## WHAT IS NEEDED:
Reproduce the material in full, exactly as written.

## EXERCISE INPUTS:

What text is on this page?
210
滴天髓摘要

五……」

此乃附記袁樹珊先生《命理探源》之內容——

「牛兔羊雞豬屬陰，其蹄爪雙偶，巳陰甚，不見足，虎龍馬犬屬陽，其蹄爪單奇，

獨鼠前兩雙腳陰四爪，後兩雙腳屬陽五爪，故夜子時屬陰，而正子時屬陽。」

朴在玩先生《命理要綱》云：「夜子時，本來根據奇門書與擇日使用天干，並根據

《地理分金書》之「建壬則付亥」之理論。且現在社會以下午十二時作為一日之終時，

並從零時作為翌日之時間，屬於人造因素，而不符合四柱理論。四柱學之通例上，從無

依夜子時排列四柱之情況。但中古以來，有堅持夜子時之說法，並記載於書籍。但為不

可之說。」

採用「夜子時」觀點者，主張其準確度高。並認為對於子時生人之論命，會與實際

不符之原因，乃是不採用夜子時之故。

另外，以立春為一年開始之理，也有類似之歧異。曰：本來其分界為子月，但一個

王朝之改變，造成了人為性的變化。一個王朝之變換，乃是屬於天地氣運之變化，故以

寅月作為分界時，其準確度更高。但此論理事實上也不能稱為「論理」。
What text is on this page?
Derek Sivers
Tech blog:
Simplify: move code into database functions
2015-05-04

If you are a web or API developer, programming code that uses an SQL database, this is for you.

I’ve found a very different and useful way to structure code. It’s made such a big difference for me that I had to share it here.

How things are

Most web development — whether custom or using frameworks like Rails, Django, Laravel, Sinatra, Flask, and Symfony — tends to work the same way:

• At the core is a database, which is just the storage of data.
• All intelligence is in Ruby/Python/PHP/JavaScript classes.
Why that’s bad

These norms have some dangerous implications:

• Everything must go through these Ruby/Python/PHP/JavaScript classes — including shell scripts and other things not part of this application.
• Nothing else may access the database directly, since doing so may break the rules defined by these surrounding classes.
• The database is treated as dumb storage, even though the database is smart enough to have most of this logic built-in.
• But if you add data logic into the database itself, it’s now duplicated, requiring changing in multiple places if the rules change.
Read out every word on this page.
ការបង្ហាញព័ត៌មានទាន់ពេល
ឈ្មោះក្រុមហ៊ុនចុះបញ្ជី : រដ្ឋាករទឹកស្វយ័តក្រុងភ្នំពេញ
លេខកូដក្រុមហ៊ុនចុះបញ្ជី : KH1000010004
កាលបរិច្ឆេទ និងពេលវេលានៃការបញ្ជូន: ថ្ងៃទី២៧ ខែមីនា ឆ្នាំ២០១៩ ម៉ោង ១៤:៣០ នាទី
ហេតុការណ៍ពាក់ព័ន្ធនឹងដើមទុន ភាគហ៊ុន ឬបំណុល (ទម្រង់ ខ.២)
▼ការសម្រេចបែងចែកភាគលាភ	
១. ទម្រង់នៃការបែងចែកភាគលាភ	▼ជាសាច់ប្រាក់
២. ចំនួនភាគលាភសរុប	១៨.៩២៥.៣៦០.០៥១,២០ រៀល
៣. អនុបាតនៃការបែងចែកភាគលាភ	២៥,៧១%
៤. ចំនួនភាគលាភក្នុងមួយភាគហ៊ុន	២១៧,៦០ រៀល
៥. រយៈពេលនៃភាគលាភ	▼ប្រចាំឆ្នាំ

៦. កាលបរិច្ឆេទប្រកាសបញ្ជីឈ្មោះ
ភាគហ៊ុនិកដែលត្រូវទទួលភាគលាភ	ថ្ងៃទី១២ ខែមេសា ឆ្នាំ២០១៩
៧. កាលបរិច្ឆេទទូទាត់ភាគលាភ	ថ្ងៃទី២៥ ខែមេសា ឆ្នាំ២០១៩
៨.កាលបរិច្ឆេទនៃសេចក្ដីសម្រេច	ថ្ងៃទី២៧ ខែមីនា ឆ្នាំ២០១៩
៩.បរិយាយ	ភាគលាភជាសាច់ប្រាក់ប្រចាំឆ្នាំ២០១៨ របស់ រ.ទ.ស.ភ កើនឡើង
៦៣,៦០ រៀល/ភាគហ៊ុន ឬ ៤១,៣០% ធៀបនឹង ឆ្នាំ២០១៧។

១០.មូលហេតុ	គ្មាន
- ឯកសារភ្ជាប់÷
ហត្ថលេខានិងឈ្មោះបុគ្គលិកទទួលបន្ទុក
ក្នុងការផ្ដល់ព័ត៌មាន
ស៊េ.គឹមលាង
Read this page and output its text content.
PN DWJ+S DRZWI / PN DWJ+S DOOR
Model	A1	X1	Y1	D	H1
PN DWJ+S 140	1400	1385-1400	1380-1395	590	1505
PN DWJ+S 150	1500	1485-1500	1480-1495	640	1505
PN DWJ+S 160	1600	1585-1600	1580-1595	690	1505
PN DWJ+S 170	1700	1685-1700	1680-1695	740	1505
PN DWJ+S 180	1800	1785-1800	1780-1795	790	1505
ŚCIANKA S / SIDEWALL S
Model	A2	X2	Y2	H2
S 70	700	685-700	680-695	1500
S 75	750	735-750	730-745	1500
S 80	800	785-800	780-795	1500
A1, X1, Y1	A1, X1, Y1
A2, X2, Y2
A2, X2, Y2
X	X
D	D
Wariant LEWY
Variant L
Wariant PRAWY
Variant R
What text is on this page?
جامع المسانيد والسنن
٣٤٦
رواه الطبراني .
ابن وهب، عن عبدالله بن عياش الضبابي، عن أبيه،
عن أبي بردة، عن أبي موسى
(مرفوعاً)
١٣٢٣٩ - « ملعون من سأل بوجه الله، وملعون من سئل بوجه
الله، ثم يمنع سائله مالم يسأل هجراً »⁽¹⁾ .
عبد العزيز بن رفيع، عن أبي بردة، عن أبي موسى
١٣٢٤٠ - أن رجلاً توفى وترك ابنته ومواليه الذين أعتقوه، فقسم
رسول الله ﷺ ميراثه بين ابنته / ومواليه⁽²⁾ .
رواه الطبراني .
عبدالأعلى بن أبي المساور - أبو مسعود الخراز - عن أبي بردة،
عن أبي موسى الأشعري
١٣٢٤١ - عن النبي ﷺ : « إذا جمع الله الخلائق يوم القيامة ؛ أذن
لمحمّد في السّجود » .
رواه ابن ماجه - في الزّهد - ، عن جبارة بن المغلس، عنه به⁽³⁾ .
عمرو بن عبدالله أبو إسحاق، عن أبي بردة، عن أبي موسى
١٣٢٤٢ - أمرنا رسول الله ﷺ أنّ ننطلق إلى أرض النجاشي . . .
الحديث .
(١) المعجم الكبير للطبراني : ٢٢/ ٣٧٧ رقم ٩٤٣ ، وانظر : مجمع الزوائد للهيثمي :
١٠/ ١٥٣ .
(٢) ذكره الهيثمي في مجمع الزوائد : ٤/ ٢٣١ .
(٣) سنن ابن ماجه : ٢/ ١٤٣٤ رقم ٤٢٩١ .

## RESULT FOR THIS EXERCISE:
What text is on this page?
210
滴天髓摘要

五……」

此乃附記袁樹珊先生《命理探源》之內容——

「牛兔羊雞豬屬陰，其蹄爪雙偶，巳陰甚，不見足，虎龍馬犬屬陽，其蹄爪單奇，

獨鼠前兩雙腳陰四爪，後兩雙腳屬陽五爪，故夜子時屬陰，而正子時屬陽。」

朴在玩先生《命理要綱》云：「夜子時，本來根據奇門書與擇日使用天干，並根據

《地理分金書》之「建壬則付亥」之理論。且現在社會以下午十二時作為一日之終時，

並從零時作為翌日之時間，屬於人造因素，而不符合四柱理論。四柱學之通例上，從無

依夜子時排列四柱之情況。但中古以來，有堅持夜子時之說法，並記載於書籍。但為不

可之說。」

採用「夜子時」觀點者，主張其準確度高。並認為對於子時生人之論命，會與實際

不符之原因，乃是不採用夜子時之故。

另外，以立春為一年開始之理，也有類似之歧異。曰：本來其分界為子月，但一個

王朝之改變，造成了人為性的變化。一個王朝之變換，乃是屬於天地氣運之變化，故以

寅月作為分界時，其準確度更高。但此論理事實上也不能稱為「論理」。
What text is on this page?
Derek Sivers
Tech blog:
Simplify: move code into database functions
2015-05-04

If you are a web or API developer, programming code that uses an SQL database, this is for you.

I’ve found a very different and useful way to structure code. It’s made such a big difference for me that I had to share it here.

How things are

Most web development — whether custom or using frameworks like Rails, Django, Laravel, Sinatra, Flask, and Symfony — tends to work the same way:

• At the core is a database, which is just the storage of data.
• All intelligence is in Ruby/Python/PHP/JavaScript classes.
Why that’s bad

These norms have some dangerous implications:

• Everything must go through these Ruby/Python/PHP/JavaScript classes — including shell scripts and other things not part of this application.
• Nothing else may access the database directly, since doing so may break the rules defined by these surrounding classes.
• The database is treated as dumb storage, even though the database is smart enough to have most of this logic built-in.
• But if you add data logic into the database itself, it’s now duplicated, requiring changing in multiple places if the rules change.
Read out every word on this page.
ការបង្ហាញព័ត៌មានទាន់ពេល
ឈ្មោះក្រុមហ៊ុនចុះបញ្ជី : រដ្ឋាករទឹកស្វយ័តក្រុងភ្នំពេញ
លេខកូដក្រុមហ៊ុនចុះបញ្ជី : KH1000010004
កាលបរិច្ឆេទ និងពេលវេលានៃការបញ្ជូន: ថ្ងៃទី២៧ ខែមីនា ឆ្នាំ២០១៩ ម៉ោង ១៤:៣០ នាទី
ហេតុការណ៍ពាក់ព័ន្ធនឹងដើមទុន ភាគហ៊ុន ឬបំណុល (ទម្រង់ ខ.២)
▼ការសម្រេចបែងចែកភាគលាភ	
១. ទម្រង់នៃការបែងចែកភាគលាភ	▼ជាសាច់ប្រាក់
២. ចំនួនភាគលាភសរុប	១៨.៩២៥.៣៦០.០៥១,២០ រៀល
៣. អនុបាតនៃការបែងចែកភាគលាភ	២៥,៧១%
៤. ចំនួនភាគលាភក្នុងមួយភាគហ៊ុន	២១៧,៦០ រៀល
៥. រយៈពេលនៃភាគលាភ	▼ប្រចាំឆ្នាំ

៦. កាលបរិច្ឆេទប្រកាសបញ្ជីឈ្មោះ
ភាគហ៊ុនិកដែលត្រូវទទួលភាគលាភ	ថ្ងៃទី១២ ខែមេសា ឆ្នាំ២០១៩
៧. កាលបរិច្ឆេទទូទាត់ភាគលាភ	ថ្ងៃទី២៥ ខែមេសា ឆ្នាំ២០១៩
៨.កាលបរិច្ឆេទនៃសេចក្ដីសម្រេច	ថ្ងៃទី២៧ ខែមីនា ឆ្នាំ២០១៩
៩.បរិយាយ	ភាគលាភជាសាច់ប្រាក់ប្រចាំឆ្នាំ២០១៨ របស់ រ.ទ.ស.ភ កើនឡើង
៦៣,៦០ រៀល/ភាគហ៊ុន ឬ ៤១,៣០% ធៀបនឹង ឆ្នាំ២០១៧។

១០.មូលហេតុ	គ្មាន
- ឯកសារភ្ជាប់÷
ហត្ថលេខានិងឈ្មោះបុគ្គលិកទទួលបន្ទុក
ក្នុងការផ្ដល់ព័ត៌មាន
ស៊េ.គឹមលាង
Read this page and output its text content.
PN DWJ+S DRZWI / PN DWJ+S DOOR
Model	A1	X1	Y1	D	H1
PN DWJ+S 140	1400	1385-1400	1380-1395	590	1505
PN DWJ+S 150	1500	1485-1500	1480-1495	640	1505
PN DWJ+S 160	1600	1585-1600	1580-1595	690	1505
PN DWJ+S 170	1700	1685-1700	1680-1695	740	1505
PN DWJ+S 180	1800	1785-1800	1780-1795	790	1505
ŚCIANKA S / SIDEWALL S
Model	A2	X2	Y2	H2
S 70	700	685-700	680-695	1500
S 75	750	735-750	730-745	1500
S 80	800	785-800	780-795	1500
A1, X1, Y1	A1, X1, Y1
A2, X2, Y2
A2, X2, Y2
X	X
D	D
Wariant LEWY
Variant L
Wariant PRAWY
Variant R
What text is on this page?
جامع المسانيد والسنن
٣٤٦
رواه الطبراني .
ابن وهب، عن عبدالله بن عياش الضبابي، عن أبيه،
عن أبي بردة، عن أبي موسى
(مرفوعاً)
١٣٢٣٩ - « ملعون من سأل بوجه الله، وملعون من سئل بوجه
الله، ثم يمنع سائله مالم يسأل هجراً »⁽¹⁾ .
عبد العزيز بن رفيع، عن أبي بردة، عن أبي موسى
١٣٢٤٠ - أن رجلاً توفى وترك ابنته ومواليه الذين أعتقوه، فقسم
رسول الله ﷺ ميراثه بين ابنته / ومواليه⁽²⁾ .
رواه الطبراني .
عبدالأعلى بن أبي المساور - أبو مسعود الخراز - عن أبي بردة،
عن أبي موسى الأشعري
١٣٢٤١ - عن النبي ﷺ : « إذا جمع الله الخلائق يوم القيامة ؛ أذن
لمحمّد في السّجود » .
رواه ابن ماجه - في الزّهد - ، عن جبارة بن المغلس، عنه به⁽³⁾ .
عمرو بن عبدالله أبو إسحاق، عن أبي بردة، عن أبي موسى
١٣٢٤٢ - أمرنا رسول الله ﷺ أنّ ننطلق إلى أرض النجاشي . . .
الحديث .
(١) المعجم الكبير للطبراني : ٢٢/ ٣٧٧ رقم ٩٤٣ ، وانظر : مجمع الزوائد للهيثمي :
١٠/ ١٥٣ .
(٢) ذكره الهيثمي في مجمع الزوائد : ٤/ ٢٣١ .
(٣) سنن ابن ماجه : ٢/ ١٤٣٤ رقم ٤٢٩١ .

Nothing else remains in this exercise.